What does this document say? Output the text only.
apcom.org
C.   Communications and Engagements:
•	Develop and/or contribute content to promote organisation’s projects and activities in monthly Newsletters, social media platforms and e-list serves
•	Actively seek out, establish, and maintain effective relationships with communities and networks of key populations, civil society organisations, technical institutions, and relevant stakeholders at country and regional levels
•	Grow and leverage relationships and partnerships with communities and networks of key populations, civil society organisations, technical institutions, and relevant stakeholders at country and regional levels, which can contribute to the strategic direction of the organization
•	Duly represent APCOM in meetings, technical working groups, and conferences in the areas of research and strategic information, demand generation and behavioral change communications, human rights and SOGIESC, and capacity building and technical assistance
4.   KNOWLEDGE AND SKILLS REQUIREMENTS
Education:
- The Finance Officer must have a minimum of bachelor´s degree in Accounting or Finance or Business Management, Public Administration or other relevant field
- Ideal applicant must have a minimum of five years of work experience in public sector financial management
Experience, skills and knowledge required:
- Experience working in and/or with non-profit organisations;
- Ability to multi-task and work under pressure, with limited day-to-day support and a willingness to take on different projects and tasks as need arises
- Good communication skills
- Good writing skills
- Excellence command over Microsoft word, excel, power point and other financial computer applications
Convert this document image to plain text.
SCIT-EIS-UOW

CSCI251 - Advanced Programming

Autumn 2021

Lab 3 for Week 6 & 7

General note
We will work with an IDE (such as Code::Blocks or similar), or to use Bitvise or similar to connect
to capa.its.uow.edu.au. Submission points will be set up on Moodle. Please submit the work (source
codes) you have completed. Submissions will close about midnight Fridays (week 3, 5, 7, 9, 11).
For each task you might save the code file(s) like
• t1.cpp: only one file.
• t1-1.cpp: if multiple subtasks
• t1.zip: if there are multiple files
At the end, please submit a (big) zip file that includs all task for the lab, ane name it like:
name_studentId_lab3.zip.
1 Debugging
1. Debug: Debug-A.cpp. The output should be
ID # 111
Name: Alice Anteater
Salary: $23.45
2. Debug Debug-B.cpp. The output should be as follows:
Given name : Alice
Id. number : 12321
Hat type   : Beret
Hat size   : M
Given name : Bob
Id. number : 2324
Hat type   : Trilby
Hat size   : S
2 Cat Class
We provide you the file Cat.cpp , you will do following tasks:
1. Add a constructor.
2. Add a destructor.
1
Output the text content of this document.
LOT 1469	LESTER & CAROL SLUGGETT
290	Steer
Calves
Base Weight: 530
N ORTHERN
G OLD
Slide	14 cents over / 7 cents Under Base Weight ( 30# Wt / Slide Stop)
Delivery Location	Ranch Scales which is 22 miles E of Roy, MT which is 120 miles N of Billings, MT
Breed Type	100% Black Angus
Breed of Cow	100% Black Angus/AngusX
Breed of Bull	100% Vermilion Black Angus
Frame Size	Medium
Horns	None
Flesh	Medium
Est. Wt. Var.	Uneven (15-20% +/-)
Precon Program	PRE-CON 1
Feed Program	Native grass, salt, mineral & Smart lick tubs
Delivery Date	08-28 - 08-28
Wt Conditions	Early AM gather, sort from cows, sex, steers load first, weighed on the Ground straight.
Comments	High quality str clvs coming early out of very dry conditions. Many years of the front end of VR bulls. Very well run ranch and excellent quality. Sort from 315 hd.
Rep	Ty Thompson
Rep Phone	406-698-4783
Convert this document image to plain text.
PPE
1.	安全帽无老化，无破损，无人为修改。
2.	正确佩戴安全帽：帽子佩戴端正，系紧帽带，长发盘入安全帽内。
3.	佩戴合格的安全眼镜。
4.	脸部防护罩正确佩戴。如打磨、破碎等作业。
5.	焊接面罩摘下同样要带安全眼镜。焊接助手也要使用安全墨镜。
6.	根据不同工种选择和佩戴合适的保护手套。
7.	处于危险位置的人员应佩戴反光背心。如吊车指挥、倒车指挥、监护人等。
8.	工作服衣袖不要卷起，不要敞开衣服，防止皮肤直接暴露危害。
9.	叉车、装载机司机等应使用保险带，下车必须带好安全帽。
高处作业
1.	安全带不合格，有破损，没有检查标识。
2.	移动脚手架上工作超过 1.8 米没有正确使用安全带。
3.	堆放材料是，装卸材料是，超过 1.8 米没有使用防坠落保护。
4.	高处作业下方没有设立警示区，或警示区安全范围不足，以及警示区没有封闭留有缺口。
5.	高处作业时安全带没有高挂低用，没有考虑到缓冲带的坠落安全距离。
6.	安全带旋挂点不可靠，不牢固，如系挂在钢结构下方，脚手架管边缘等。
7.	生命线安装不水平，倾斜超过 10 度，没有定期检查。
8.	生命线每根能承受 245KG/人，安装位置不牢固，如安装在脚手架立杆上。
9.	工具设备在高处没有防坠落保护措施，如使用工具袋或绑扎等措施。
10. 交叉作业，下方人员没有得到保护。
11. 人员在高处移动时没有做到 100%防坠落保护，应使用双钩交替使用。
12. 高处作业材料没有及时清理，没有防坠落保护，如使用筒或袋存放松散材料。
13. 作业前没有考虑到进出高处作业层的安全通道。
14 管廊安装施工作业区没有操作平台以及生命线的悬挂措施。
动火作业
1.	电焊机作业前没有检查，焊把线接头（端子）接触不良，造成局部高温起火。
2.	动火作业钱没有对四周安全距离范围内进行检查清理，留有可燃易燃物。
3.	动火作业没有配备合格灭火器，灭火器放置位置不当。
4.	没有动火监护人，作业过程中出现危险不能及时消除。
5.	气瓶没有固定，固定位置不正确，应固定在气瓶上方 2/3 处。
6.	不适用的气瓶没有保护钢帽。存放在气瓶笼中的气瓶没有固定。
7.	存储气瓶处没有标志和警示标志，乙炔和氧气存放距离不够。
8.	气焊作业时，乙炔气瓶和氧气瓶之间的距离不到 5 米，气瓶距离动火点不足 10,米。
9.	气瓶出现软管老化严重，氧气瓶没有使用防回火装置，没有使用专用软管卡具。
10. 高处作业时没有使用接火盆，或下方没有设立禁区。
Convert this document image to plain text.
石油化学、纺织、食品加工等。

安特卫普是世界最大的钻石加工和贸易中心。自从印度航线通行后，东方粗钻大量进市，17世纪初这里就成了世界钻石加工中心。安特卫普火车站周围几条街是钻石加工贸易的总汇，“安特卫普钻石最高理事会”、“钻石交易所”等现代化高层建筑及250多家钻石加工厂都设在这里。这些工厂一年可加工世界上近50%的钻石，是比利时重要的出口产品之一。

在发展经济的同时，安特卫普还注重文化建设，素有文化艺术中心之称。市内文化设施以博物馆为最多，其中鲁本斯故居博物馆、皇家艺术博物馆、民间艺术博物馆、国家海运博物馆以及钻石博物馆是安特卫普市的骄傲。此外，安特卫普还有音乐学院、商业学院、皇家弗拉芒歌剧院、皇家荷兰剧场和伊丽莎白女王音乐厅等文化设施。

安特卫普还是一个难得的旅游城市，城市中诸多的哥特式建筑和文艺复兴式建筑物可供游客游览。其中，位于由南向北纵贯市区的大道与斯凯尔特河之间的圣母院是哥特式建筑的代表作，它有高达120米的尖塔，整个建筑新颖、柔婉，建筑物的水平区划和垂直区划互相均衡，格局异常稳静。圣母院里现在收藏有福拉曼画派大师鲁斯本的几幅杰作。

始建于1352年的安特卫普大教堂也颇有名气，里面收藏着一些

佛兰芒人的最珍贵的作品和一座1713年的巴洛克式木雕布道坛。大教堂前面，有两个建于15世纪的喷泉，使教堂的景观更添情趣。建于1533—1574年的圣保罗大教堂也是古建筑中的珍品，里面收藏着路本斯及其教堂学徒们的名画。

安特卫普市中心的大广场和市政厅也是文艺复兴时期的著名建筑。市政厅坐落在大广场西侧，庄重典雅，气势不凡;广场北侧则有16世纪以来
************
:: OBJECTIVE ::
Each line of the material above needs to be quoted exactly, please.

:: SOLUTION TO THE PROBLEM ::
What does this document say? Output the text only.
apcom.org
C.   Communications and Engagements:
•	Develop and/or contribute content to promote organisation’s projects and activities in monthly Newsletters, social media platforms and e-list serves
•	Actively seek out, establish, and maintain effective relationships with communities and networks of key populations, civil society organisations, technical institutions, and relevant stakeholders at country and regional levels
•	Grow and leverage relationships and partnerships with communities and networks of key populations, civil society organisations, technical institutions, and relevant stakeholders at country and regional levels, which can contribute to the strategic direction of the organization
•	Duly represent APCOM in meetings, technical working groups, and conferences in the areas of research and strategic information, demand generation and behavioral change communications, human rights and SOGIESC, and capacity building and technical assistance
4.   KNOWLEDGE AND SKILLS REQUIREMENTS
Education:
- The Finance Officer must have a minimum of bachelor´s degree in Accounting or Finance or Business Management, Public Administration or other relevant field
- Ideal applicant must have a minimum of five years of work experience in public sector financial management
Experience, skills and knowledge required:
- Experience working in and/or with non-profit organisations;
- Ability to multi-task and work under pressure, with limited day-to-day support and a willingness to take on different projects and tasks as need arises
- Good communication skills
- Good writing skills
- Excellence command over Microsoft word, excel, power point and other financial computer applications
Convert this document image to plain text.
SCIT-EIS-UOW

CSCI251 - Advanced Programming

Autumn 2021

Lab 3 for Week 6 & 7

General note
We will work with an IDE (such as Code::Blocks or similar), or to use Bitvise or similar to connect
to capa.its.uow.edu.au. Submission points will be set up on Moodle. Please submit the work (source
codes) you have completed. Submissions will close about midnight Fridays (week 3, 5, 7, 9, 11).
For each task you might save the code file(s) like
• t1.cpp: only one file.
• t1-1.cpp: if multiple subtasks
• t1.zip: if there are multiple files
At the end, please submit a (big) zip file that includs all task for the lab, ane name it like:
name_studentId_lab3.zip.
1 Debugging
1. Debug: Debug-A.cpp. The output should be
ID # 111
Name: Alice Anteater
Salary: $23.45
2. Debug Debug-B.cpp. The output should be as follows:
Given name : Alice
Id. number : 12321
Hat type   : Beret
Hat size   : M
Given name : Bob
Id. number : 2324
Hat type   : Trilby
Hat size   : S
2 Cat Class
We provide you the file Cat.cpp , you will do following tasks:
1. Add a constructor.
2. Add a destructor.
1
Output the text content of this document.
LOT 1469	LESTER & CAROL SLUGGETT
290	Steer
Calves
Base Weight: 530
N ORTHERN
G OLD
Slide	14 cents over / 7 cents Under Base Weight ( 30# Wt / Slide Stop)
Delivery Location	Ranch Scales which is 22 miles E of Roy, MT which is 120 miles N of Billings, MT
Breed Type	100% Black Angus
Breed of Cow	100% Black Angus/AngusX
Breed of Bull	100% Vermilion Black Angus
Frame Size	Medium
Horns	None
Flesh	Medium
Est. Wt. Var.	Uneven (15-20% +/-)
Precon Program	PRE-CON 1
Feed Program	Native grass, salt, mineral & Smart lick tubs
Delivery Date	08-28 - 08-28
Wt Conditions	Early AM gather, sort from cows, sex, steers load first, weighed on the Ground straight.
Comments	High quality str clvs coming early out of very dry conditions. Many years of the front end of VR bulls. Very well run ranch and excellent quality. Sort from 315 hd.
Rep	Ty Thompson
Rep Phone	406-698-4783
Convert this document image to plain text.
PPE
1.	安全帽无老化，无破损，无人为修改。
2.	正确佩戴安全帽：帽子佩戴端正，系紧帽带，长发盘入安全帽内。
3.	佩戴合格的安全眼镜。
4.	脸部防护罩正确佩戴。如打磨、破碎等作业。
5.	焊接面罩摘下同样要带安全眼镜。焊接助手也要使用安全墨镜。
6.	根据不同工种选择和佩戴合适的保护手套。
7.	处于危险位置的人员应佩戴反光背心。如吊车指挥、倒车指挥、监护人等。
8.	工作服衣袖不要卷起，不要敞开衣服，防止皮肤直接暴露危害。
9.	叉车、装载机司机等应使用保险带，下车必须带好安全帽。
高处作业
1.	安全带不合格，有破损，没有检查标识。
2.	移动脚手架上工作超过 1.8 米没有正确使用安全带。
3.	堆放材料是，装卸材料是，超过 1.8 米没有使用防坠落保护。
4.	高处作业下方没有设立警示区，或警示区安全范围不足，以及警示区没有封闭留有缺口。
5.	高处作业时安全带没有高挂低用，没有考虑到缓冲带的坠落安全距离。
6.	安全带旋挂点不可靠，不牢固，如系挂在钢结构下方，脚手架管边缘等。
7.	生命线安装不水平，倾斜超过 10 度，没有定期检查。
8.	生命线每根能承受 245KG/人，安装位置不牢固，如安装在脚手架立杆上。
9.	工具设备在高处没有防坠落保护措施，如使用工具袋或绑扎等措施。
10. 交叉作业，下方人员没有得到保护。
11. 人员在高处移动时没有做到 100%防坠落保护，应使用双钩交替使用。
12. 高处作业材料没有及时清理，没有防坠落保护，如使用筒或袋存放松散材料。
13. 作业前没有考虑到进出高处作业层的安全通道。
14 管廊安装施工作业区没有操作平台以及生命线的悬挂措施。
动火作业
1.	电焊机作业前没有检查，焊把线接头（端子）接触不良，造成局部高温起火。
2.	动火作业钱没有对四周安全距离范围内进行检查清理，留有可燃易燃物。
3.	动火作业没有配备合格灭火器，灭火器放置位置不当。
4.	没有动火监护人，作业过程中出现危险不能及时消除。
5.	气瓶没有固定，固定位置不正确，应固定在气瓶上方 2/3 处。
6.	不适用的气瓶没有保护钢帽。存放在气瓶笼中的气瓶没有固定。
7.	存储气瓶处没有标志和警示标志，乙炔和氧气存放距离不够。
8.	气焊作业时，乙炔气瓶和氧气瓶之间的距离不到 5 米，气瓶距离动火点不足 10,米。
9.	气瓶出现软管老化严重，氧气瓶没有使用防回火装置，没有使用专用软管卡具。
10. 高处作业时没有使用接火盆，或下方没有设立禁区。
Convert this document image to plain text.
石油化学、纺织、食品加工等。

安特卫普是世界最大的钻石加工和贸易中心。自从印度航线通行后，东方粗钻大量进市，17世纪初这里就成了世界钻石加工中心。安特卫普火车站周围几条街是钻石加工贸易的总汇，“安特卫普钻石最高理事会”、“钻石交易所”等现代化高层建筑及250多家钻石加工厂都设在这里。这些工厂一年可加工世界上近50%的钻石，是比利时重要的出口产品之一。

在发展经济的同时，安特卫普还注重文化建设，素有文化艺术中心之称。市内文化设施以博物馆为最多，其中鲁本斯故居博物馆、皇家艺术博物馆、民间艺术博物馆、国家海运博物馆以及钻石博物馆是安特卫普市的骄傲。此外，安特卫普还有音乐学院、商业学院、皇家弗拉芒歌剧院、皇家荷兰剧场和伊丽莎白女王音乐厅等文化设施。

安特卫普还是一个难得的旅游城市，城市中诸多的哥特式建筑和文艺复兴式建筑物可供游客游览。其中，位于由南向北纵贯市区的大道与斯凯尔特河之间的圣母院是哥特式建筑的代表作，它有高达120米的尖塔，整个建筑新颖、柔婉，建筑物的水平区划和垂直区划互相均衡，格局异常稳静。圣母院里现在收藏有福拉曼画派大师鲁斯本的几幅杰作。

始建于1352年的安特卫普大教堂也颇有名气，里面收藏着一些

佛兰芒人的最珍贵的作品和一座1713年的巴洛克式木雕布道坛。大教堂前面，有两个建于15世纪的喷泉，使教堂的景观更添情趣。建于1533—1574年的圣保罗大教堂也是古建筑中的珍品，里面收藏着路本斯及其教堂学徒们的名画。

安特卫普市中心的大广场和市政厅也是文艺复兴时期的著名建筑。市政厅坐落在大广场西侧，庄重典雅，气势不凡;广场北侧则有16世纪以来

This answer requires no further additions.